==== Exercise inputs

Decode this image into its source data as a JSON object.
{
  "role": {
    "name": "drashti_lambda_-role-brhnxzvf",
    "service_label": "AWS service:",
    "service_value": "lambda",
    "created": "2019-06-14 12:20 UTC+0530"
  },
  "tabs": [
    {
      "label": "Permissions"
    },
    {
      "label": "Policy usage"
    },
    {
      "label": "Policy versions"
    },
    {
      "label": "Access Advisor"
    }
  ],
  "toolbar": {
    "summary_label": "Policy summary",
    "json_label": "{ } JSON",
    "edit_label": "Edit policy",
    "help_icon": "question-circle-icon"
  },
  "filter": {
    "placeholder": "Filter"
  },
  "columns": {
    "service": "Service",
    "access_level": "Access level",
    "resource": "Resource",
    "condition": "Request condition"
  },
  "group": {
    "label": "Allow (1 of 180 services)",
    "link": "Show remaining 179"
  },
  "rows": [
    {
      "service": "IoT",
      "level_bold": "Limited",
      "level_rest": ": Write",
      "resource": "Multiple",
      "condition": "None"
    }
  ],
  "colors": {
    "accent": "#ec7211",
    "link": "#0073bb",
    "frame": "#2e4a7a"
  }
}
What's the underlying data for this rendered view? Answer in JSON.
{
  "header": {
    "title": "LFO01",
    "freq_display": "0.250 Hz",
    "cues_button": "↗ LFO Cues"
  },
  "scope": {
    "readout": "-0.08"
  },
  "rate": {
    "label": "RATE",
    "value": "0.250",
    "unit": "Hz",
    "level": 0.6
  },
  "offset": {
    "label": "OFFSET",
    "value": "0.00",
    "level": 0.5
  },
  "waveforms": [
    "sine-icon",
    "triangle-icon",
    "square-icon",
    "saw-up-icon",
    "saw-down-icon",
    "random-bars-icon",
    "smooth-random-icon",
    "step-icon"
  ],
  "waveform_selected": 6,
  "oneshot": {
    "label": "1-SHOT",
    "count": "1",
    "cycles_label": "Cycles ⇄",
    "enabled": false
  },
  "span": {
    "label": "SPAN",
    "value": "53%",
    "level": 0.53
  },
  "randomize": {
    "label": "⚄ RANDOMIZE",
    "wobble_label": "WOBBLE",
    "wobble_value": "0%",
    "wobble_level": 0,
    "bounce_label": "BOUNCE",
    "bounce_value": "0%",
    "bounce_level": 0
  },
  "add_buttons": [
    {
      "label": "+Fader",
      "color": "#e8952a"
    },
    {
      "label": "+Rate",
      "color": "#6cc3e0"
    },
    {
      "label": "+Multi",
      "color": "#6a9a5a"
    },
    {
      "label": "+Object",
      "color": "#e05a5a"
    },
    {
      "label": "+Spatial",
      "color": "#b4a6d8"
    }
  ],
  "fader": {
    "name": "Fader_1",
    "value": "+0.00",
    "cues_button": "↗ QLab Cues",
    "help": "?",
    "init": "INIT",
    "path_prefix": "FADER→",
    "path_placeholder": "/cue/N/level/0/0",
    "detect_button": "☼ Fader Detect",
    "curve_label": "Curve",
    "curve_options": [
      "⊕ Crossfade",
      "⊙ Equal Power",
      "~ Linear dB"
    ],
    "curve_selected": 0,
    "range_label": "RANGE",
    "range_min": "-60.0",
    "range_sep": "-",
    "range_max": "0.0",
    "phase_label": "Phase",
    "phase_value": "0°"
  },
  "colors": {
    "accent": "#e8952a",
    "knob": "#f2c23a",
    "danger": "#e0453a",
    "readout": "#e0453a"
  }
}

========

Extract every line containing the string "this" from the material.

Decode this image into its source data as a JSON object.
What's the underlying data for this rendered view? Answer in JSON.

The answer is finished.